*EXERCISE INSTRUCTIONS*: Repeat the listing in full, word for word.

*RECORDS FOR THE EXERCISE*:
■ ■ ■ ■ ■ ■ ■

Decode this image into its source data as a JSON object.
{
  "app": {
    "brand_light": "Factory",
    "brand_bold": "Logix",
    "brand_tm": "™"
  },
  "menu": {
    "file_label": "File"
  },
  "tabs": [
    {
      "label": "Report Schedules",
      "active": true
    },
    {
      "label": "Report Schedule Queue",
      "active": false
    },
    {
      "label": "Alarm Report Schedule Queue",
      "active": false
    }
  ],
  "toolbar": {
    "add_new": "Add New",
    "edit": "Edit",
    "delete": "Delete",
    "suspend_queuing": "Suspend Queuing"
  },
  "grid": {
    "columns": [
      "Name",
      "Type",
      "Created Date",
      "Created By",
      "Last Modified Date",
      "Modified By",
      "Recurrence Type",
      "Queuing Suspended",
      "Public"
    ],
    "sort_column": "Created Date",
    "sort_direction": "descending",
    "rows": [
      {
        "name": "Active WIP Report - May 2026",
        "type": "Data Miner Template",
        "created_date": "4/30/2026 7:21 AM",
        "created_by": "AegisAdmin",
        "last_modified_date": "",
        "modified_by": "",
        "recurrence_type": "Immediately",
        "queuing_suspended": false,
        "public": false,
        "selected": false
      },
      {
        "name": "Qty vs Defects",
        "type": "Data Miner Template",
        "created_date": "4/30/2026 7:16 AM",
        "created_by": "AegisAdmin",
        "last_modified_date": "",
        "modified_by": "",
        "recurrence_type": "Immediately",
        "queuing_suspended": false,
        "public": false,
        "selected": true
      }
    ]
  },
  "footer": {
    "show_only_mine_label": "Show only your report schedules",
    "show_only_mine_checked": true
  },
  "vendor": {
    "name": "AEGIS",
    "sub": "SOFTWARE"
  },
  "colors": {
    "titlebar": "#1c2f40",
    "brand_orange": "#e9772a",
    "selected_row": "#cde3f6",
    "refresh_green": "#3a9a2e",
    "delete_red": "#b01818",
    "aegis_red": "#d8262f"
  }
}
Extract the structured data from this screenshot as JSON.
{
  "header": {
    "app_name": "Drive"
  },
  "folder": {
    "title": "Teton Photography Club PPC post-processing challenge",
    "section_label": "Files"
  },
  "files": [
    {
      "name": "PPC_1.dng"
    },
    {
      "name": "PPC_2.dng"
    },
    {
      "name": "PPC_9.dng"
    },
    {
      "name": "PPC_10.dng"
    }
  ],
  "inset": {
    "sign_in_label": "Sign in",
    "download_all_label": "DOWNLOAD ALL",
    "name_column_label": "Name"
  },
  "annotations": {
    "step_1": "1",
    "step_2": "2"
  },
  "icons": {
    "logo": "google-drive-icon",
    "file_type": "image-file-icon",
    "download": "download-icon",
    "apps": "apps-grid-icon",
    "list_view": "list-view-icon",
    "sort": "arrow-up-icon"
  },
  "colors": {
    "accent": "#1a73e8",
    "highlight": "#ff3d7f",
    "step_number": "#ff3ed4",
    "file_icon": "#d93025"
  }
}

■ ■ ■ ■ ■ ■ ■

*REPLY TO THE EXERCISE*:
Decode this image into its source data as a JSON object.
{
  "app": {
    "brand_light": "Factory",
    "brand_bold": "Logix",
    "brand_tm": "™"
  },
  "menu": {
    "file_label": "File"
  },
  "tabs": [
    {
      "label": "Report Schedules",
      "active": true
    },
    {
      "label": "Report Schedule Queue",
      "active": false
    },
    {
      "label": "Alarm Report Schedule Queue",
      "active": false
    }
  ],
  "toolbar": {
    "add_new": "Add New",
    "edit": "Edit",
    "delete": "Delete",
    "suspend_queuing": "Suspend Queuing"
  },
  "grid": {
    "columns": [
      "Name",
      "Type",
      "Created Date",
      "Created By",
      "Last Modified Date",
      "Modified By",
      "Recurrence Type",
      "Queuing Suspended",
      "Public"
    ],
    "sort_column": "Created Date",
    "sort_direction": "descending",
    "rows": [
      {
        "name": "Active WIP Report - May 2026",
        "type": "Data Miner Template",
        "created_date": "4/30/2026 7:21 AM",
        "created_by": "AegisAdmin",
        "last_modified_date": "",
        "modified_by": "",
        "recurrence_type": "Immediately",
        "queuing_suspended": false,
        "public": false,
        "selected": false
      },
      {
        "name": "Qty vs Defects",
        "type": "Data Miner Template",
        "created_date": "4/30/2026 7:16 AM",
        "created_by": "AegisAdmin",
        "last_modified_date": "",
        "modified_by": "",
        "recurrence_type": "Immediately",
        "queuing_suspended": false,
        "public": false,
        "selected": true
      }
    ]
  },
  "footer": {
    "show_only_mine_label": "Show only your report schedules",
    "show_only_mine_checked": true
  },
  "vendor": {
    "name": "AEGIS",
    "sub": "SOFTWARE"
  },
  "colors": {
    "titlebar": "#1c2f40",
    "brand_orange": "#e9772a",
    "selected_row": "#cde3f6",
    "refresh_green": "#3a9a2e",
    "delete_red": "#b01818",
    "aegis_red": "#d8262f"
  }
}
Extract the structured data from this screenshot as JSON.
{
  "header": {
    "app_name": "Drive"
  },
  "folder": {
    "title": "Teton Photography Club PPC post-processing challenge",
    "section_label": "Files"
  },
  "files": [
    {
      "name": "PPC_1.dng"
    },
    {
      "name": "PPC_2.dng"
    },
    {
      "name": "PPC_9.dng"
    },
    {
      "name": "PPC_10.dng"
    }
  ],
  "inset": {
    "sign_in_label": "Sign in",
    "download_all_label": "DOWNLOAD ALL",
    "name_column_label": "Name"
  },
  "annotations": {
    "step_1": "1",
    "step_2": "2"
  },
  "icons": {
    "logo": "google-drive-icon",
    "file_type": "image-file-icon",
    "download": "download-icon",
    "apps": "apps-grid-icon",
    "list_view": "list-view-icon",
    "sort": "arrow-up-icon"
  },
  "colors": {
    "accent": "#1a73e8",
    "highlight": "#ff3d7f",
    "step_number": "#ff3ed4",
    "file_icon": "#d93025"
  }
}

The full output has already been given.